===== 抜粋 =====
日本大百科全書(ニッポニカ) 「パルメ」の意味・わかりやすい解説
パルメ
ぱるめ
Olof Palme
(1927―1986)
スウェーデンの政治家。ストックホルム生まれ。ストックホルム大学、アメリカのオハイオ州立大学で法学を専攻。1949年社会民主労働者党に入党。学生運動の指導的役割を果たす。1954年首相エルランデルの個人秘書を務め、1957年から国会議員。1963~1965年顧問大臣。1965~1967年運輸相、1967~1969年教育相を経て、1969年エルランデルの後任として党議長および首相に就任。1968年教育相時代にはベトナム反戦デモに参加し、物議をかもした。1976年総選挙で核エネルギー開発反対を掲げる中央党を中心とする保守連合に敗退。1981年結成された国連の「軍縮と安全保障問題に関する独立委員会」(パルメ委員会)の委員長となる。同年(昭和56)末来日して広島を訪れた。1982年総選挙でふたたび政権に復帰。在任中の1986年2月28日深夜ストックホルムの路上で凶弾に倒れた。米ソに距離をおく中立主義の路線を堅持し、一貫して核軍縮と国際平和を訴えた。
===== 利用可能なデータ =====
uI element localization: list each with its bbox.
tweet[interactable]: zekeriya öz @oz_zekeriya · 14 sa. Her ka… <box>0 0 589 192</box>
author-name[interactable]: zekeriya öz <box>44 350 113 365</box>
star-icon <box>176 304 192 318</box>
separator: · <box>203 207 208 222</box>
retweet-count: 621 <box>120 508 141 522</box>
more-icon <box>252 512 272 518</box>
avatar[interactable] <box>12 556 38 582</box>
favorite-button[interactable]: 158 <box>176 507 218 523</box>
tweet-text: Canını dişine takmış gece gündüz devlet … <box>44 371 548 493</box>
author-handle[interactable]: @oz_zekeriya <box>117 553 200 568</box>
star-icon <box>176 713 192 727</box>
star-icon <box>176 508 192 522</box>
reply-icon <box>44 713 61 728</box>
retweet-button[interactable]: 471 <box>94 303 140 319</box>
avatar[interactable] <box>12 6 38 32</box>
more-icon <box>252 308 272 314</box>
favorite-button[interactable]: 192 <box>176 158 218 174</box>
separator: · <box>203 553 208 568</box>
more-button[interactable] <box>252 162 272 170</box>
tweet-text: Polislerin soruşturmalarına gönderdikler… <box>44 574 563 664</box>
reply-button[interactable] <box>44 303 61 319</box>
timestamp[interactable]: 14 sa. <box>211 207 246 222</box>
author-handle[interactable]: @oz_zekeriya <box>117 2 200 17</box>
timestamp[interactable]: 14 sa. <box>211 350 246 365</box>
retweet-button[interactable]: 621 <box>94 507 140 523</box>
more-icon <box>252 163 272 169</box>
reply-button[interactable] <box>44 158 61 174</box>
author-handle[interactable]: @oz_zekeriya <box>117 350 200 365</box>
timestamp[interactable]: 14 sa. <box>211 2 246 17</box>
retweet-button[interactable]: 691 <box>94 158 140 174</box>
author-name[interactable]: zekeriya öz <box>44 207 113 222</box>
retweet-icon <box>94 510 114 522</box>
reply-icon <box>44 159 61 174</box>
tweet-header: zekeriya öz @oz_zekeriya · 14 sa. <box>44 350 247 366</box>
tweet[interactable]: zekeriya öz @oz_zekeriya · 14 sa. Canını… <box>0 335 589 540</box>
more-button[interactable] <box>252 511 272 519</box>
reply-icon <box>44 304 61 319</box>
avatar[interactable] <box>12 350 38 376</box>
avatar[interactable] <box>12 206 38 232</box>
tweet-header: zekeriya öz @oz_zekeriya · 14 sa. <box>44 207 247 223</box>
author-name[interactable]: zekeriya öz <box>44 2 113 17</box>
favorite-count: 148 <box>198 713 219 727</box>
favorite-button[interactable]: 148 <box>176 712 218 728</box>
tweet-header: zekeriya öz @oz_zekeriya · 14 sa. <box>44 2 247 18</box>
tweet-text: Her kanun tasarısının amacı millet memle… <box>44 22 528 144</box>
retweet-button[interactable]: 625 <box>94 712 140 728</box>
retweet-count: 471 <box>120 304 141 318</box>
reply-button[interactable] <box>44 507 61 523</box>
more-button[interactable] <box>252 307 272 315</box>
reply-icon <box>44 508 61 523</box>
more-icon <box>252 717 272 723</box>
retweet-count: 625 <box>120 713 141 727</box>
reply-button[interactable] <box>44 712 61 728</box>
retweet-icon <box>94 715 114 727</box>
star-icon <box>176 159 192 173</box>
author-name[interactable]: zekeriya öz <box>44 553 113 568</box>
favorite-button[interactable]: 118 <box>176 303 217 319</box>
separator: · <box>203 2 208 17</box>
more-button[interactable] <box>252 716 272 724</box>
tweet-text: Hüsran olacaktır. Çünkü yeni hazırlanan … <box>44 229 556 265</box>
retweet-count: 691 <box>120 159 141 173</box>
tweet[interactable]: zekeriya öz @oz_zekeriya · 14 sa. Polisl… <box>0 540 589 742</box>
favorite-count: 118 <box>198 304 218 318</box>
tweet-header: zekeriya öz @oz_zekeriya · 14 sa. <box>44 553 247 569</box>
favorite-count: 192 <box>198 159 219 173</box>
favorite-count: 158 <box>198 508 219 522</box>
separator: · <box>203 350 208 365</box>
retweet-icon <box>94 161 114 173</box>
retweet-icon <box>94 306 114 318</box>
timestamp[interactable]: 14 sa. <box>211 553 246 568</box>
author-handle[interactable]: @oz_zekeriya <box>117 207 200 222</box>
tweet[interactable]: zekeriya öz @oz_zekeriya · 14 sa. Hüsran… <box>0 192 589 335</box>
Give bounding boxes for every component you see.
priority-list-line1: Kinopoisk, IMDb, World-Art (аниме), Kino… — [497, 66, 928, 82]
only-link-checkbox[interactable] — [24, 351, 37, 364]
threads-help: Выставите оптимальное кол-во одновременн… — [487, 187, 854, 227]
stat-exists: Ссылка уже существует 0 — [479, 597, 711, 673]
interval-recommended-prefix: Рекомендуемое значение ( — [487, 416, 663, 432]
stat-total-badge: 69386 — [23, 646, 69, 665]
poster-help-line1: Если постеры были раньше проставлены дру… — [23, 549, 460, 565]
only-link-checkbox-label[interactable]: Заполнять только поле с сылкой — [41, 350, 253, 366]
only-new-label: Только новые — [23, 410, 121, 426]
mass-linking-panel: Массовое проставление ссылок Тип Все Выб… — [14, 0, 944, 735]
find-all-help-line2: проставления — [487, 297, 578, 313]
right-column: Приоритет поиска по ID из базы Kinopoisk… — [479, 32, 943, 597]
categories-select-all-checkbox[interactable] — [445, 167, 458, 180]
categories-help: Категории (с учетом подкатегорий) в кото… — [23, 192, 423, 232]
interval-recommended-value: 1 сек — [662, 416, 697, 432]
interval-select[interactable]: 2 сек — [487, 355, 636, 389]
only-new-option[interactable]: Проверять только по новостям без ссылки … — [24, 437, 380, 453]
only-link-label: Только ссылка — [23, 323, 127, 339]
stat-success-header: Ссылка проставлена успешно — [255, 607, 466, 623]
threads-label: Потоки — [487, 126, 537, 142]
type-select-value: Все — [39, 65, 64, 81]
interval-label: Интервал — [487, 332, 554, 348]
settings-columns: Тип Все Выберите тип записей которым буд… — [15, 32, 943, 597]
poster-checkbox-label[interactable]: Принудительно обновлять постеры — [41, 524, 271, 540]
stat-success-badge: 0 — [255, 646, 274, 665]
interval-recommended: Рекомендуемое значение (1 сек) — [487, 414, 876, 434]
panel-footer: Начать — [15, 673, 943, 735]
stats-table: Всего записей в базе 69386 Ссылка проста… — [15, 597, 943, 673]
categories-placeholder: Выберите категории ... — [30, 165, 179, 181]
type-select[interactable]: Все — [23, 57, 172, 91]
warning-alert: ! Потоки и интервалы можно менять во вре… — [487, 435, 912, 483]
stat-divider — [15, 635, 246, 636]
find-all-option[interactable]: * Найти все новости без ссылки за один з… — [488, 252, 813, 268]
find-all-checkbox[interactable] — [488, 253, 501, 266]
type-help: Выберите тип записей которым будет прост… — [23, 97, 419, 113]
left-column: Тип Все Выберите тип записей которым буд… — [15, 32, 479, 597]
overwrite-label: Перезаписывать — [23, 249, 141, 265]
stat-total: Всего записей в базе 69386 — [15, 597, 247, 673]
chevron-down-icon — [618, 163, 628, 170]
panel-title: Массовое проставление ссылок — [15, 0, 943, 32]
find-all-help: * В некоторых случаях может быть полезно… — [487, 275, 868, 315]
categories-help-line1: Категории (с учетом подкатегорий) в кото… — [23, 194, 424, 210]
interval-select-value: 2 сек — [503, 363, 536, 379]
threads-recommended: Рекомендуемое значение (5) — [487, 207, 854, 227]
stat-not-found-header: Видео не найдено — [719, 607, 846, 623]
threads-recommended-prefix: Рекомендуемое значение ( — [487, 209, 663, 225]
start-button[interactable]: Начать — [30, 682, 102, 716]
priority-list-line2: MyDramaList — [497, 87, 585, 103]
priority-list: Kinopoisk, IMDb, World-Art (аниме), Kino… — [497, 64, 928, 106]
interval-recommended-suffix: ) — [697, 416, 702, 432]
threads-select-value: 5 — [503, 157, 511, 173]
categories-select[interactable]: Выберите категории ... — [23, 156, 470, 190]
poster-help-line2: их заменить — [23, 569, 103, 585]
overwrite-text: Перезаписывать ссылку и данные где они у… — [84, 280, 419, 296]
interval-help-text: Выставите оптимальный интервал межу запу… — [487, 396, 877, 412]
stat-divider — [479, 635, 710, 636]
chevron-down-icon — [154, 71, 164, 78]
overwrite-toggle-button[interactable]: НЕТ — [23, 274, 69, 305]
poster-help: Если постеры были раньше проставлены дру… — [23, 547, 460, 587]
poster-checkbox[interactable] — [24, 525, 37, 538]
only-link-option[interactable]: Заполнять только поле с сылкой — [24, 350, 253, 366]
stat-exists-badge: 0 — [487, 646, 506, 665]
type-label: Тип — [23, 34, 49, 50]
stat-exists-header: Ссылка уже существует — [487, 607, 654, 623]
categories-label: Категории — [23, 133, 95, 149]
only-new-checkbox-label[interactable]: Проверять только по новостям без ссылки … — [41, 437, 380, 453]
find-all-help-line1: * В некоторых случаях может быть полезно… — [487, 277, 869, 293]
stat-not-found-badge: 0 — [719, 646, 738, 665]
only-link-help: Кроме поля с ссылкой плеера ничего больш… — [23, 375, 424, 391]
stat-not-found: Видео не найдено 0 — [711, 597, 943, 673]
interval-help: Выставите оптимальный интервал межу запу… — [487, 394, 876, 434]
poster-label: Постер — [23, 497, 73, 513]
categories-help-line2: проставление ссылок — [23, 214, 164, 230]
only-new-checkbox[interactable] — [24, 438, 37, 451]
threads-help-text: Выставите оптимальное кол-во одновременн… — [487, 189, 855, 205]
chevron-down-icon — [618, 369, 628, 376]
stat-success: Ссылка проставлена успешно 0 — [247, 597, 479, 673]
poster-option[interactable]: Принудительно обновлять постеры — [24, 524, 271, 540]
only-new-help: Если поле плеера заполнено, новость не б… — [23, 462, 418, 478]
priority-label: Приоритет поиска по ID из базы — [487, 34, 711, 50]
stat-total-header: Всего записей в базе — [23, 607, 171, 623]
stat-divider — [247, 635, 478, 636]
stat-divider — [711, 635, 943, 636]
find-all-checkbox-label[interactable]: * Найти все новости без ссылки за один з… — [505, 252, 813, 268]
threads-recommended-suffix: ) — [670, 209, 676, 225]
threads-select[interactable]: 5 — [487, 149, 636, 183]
=====
### 作業指示
**a)** 抜粋のうち「スウェーデンの政治家。ストッ」から「て核軍縮と国際平和を訴えた。」までを、両端を含めてそのまま書き写すこと。
**b)** 抜粋の内容を3文で要約すること。

### 解答一覧
**a)**
スウェーデンの政治家。ストックホルム生まれ。ストックホルム大学、アメリカのオハイオ州立大学で法学を専攻。1949年社会民主労働者党に入党。学生運動の指導的役割を果たす。1954年首相エルランデルの個人秘書を務め、1957年から国会議員。1963~1965年顧問大臣。1965~1967年運輸相、1967~1969年教育相を経て、1969年エルランデルの後任として党議長および首相に就任。1968年教育相時代にはベトナム反戦デモに参加し、物議をかもした。1976年総選挙で核エネルギー開発反対を掲げる中央党を中心とする保守連合に敗退。1981年結成された国連の「軍縮と安全保障問題に関する独立委員会」(パルメ委員会)の委員長となる。同年(昭和56)末来日して広島を訪れた。1982年総選挙でふたたび政権に復帰。在任中の1986年2月28日深夜ストックホルムの路上で凶弾に倒れた。米ソに距離をおく中立主義の路線を堅持し、一貫して核軍縮と国際平和を訴えた。

**b)** スウェーデンの政治家パルメは、1969年にエルランデルの後任として社会民主労働者党の党議長および首相に就任した。1976年の総選挙で保守連合に敗れたが、1981年に国連のパルメ委員会の委員長となり、1982年の総選挙でふたたび政権に復帰した。米ソに距離をおく中立主義の路線を堅持して核軍縮と国際平和を訴え続け、在任中の1986年2月28日深夜にストックホルムの路上で凶弾に倒れた。